*BRIEF*: Exactly as they appear, output all of the entries.

-- Begin --

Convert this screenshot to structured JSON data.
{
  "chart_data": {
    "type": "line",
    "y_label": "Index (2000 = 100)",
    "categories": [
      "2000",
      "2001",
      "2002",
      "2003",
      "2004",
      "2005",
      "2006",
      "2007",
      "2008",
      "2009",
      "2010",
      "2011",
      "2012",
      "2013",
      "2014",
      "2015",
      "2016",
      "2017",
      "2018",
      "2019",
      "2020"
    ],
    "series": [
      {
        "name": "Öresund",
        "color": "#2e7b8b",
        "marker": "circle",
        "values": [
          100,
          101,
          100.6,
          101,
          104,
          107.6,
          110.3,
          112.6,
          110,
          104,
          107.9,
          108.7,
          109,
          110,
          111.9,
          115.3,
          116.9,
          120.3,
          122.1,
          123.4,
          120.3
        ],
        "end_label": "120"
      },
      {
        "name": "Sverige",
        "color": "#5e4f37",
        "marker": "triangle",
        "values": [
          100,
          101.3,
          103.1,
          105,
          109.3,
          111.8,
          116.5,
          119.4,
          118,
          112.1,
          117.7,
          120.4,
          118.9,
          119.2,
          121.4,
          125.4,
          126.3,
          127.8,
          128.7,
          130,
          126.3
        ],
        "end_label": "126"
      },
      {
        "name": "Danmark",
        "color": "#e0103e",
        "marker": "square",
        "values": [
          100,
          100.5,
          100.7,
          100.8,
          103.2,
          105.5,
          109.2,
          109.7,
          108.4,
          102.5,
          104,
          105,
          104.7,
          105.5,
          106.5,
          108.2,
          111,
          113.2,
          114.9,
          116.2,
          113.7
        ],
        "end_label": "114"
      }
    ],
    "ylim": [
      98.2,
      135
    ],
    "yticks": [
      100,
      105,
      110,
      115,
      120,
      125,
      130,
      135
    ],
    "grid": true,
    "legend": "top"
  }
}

-- End --

*EXPECTED ANSWER*:
Convert this screenshot to structured JSON data.
{
  "chart_data": {
    "type": "line",
    "y_label": "Index (2000 = 100)",
    "categories": [
      "2000",
      "2001",
      "2002",
      "2003",
      "2004",
      "2005",
      "2006",
      "2007",
      "2008",
      "2009",
      "2010",
      "2011",
      "2012",
      "2013",
      "2014",
      "2015",
      "2016",
      "2017",
      "2018",
      "2019",
      "2020"
    ],
    "series": [
      {
        "name": "Öresund",
        "color": "#2e7b8b",
        "marker": "circle",
        "values": [
          100,
          101,
          100.6,
          101,
          104,
          107.6,
          110.3,
          112.6,
          110,
          104,
          107.9,
          108.7,
          109,
          110,
          111.9,
          115.3,
          116.9,
          120.3,
          122.1,
          123.4,
          120.3
        ],
        "end_label": "120"
      },
      {
        "name": "Sverige",
        "color": "#5e4f37",
        "marker": "triangle",
        "values": [
          100,
          101.3,
          103.1,
          105,
          109.3,
          111.8,
          116.5,
          119.4,
          118,
          112.1,
          117.7,
          120.4,
          118.9,
          119.2,
          121.4,
          125.4,
          126.3,
          127.8,
          128.7,
          130,
          126.3
        ],
        "end_label": "126"
      },
      {
        "name": "Danmark",
        "color": "#e0103e",
        "marker": "square",
        "values": [
          100,
          100.5,
          100.7,
          100.8,
          103.2,
          105.5,
          109.2,
          109.7,
          108.4,
          102.5,
          104,
          105,
          104.7,
          105.5,
          106.5,
          108.2,
          111,
          113.2,
          114.9,
          116.2,
          113.7
        ],
        "end_label": "114"
      }
    ],
    "ylim": [
      98.2,
      135
    ],
    "yticks": [
      100,
      105,
      110,
      115,
      120,
      125,
      130,
      135
    ],
    "grid": true,
    "legend": "top"
  }
}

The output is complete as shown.